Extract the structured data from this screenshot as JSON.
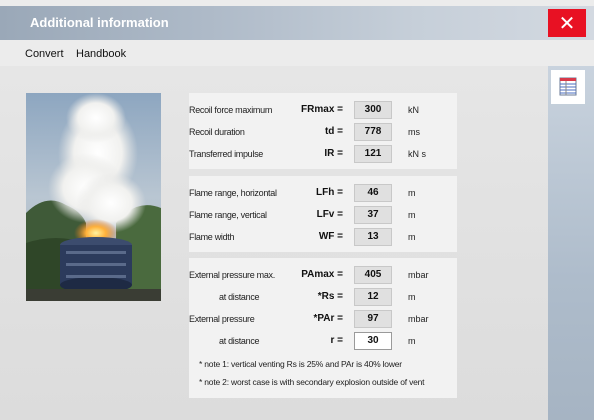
{
  "window": {
    "title": "Additional information",
    "close_glyph": "✕"
  },
  "menu": {
    "items": [
      "Convert",
      "Handbook"
    ]
  },
  "side_button": {
    "icon": "table-icon"
  },
  "colors": {
    "close": "#e81123",
    "titlebar": "#aebac8"
  },
  "recoil": {
    "rows": [
      {
        "label": "Recoil force maximum",
        "symbol": "FRmax =",
        "value": "300",
        "unit": "kN"
      },
      {
        "label": "Recoil duration",
        "symbol": "td =",
        "value": "778",
        "unit": "ms"
      },
      {
        "label": "Transferred impulse",
        "symbol": "IR =",
        "value": "121",
        "unit": "kN s"
      }
    ]
  },
  "flame": {
    "rows": [
      {
        "label": "Flame range, horizontal",
        "symbol": "LFh =",
        "value": "46",
        "unit": "m"
      },
      {
        "label": "Flame range, vertical",
        "symbol": "LFv =",
        "value": "37",
        "unit": "m"
      },
      {
        "label": "Flame width",
        "symbol": "WF =",
        "value": "13",
        "unit": "m"
      }
    ]
  },
  "pressure": {
    "rows": [
      {
        "label": "External pressure  max.",
        "symbol": "PAmax =",
        "value": "405",
        "unit": "mbar"
      },
      {
        "label": "at distance",
        "symbol": "*Rs =",
        "value": "12",
        "unit": "m"
      },
      {
        "label": "External pressure",
        "symbol": "*PAr =",
        "value": "97",
        "unit": "mbar"
      },
      {
        "label": "at distance",
        "symbol": "r =",
        "value": "30",
        "unit": "m"
      }
    ],
    "note1": "* note 1:  vertical venting Rs is 25% and PAr is 40% lower",
    "note2": "* note 2:  worst case is with secondary explosion outside of vent"
  }
}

* [Task description]: Copy out all lines that carry the word "External".

* [Written response]:
        "label": "External pressure  max.",
        "label": "External pressure",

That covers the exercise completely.